───── Dataset records

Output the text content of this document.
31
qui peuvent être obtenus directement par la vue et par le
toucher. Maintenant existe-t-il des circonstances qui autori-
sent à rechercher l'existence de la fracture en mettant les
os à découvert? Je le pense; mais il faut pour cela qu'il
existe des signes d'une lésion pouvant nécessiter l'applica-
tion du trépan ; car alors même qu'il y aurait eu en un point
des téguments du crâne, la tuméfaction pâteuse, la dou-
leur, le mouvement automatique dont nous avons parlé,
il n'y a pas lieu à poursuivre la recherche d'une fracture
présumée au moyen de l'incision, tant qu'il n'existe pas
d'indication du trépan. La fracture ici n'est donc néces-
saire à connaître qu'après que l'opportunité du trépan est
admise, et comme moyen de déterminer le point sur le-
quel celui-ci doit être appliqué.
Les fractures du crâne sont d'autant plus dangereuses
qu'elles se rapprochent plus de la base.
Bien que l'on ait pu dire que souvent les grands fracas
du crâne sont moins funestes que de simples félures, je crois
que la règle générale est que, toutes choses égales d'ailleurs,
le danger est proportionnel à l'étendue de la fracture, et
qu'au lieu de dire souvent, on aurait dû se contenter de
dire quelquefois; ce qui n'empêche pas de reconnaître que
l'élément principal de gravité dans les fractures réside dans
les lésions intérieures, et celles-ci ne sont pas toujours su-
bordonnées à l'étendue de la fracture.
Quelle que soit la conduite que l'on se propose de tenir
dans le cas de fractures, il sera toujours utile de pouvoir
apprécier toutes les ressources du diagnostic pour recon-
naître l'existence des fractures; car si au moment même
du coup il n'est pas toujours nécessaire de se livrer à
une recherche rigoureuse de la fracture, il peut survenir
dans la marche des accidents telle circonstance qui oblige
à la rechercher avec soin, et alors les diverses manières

──────────

:: What to produce ::
Wherever the string "être" appears in the entries above, list that line.

:: Task answer ::
qui peuvent être obtenus directement par la vue et par le
quel celui-ci doit être appliqué.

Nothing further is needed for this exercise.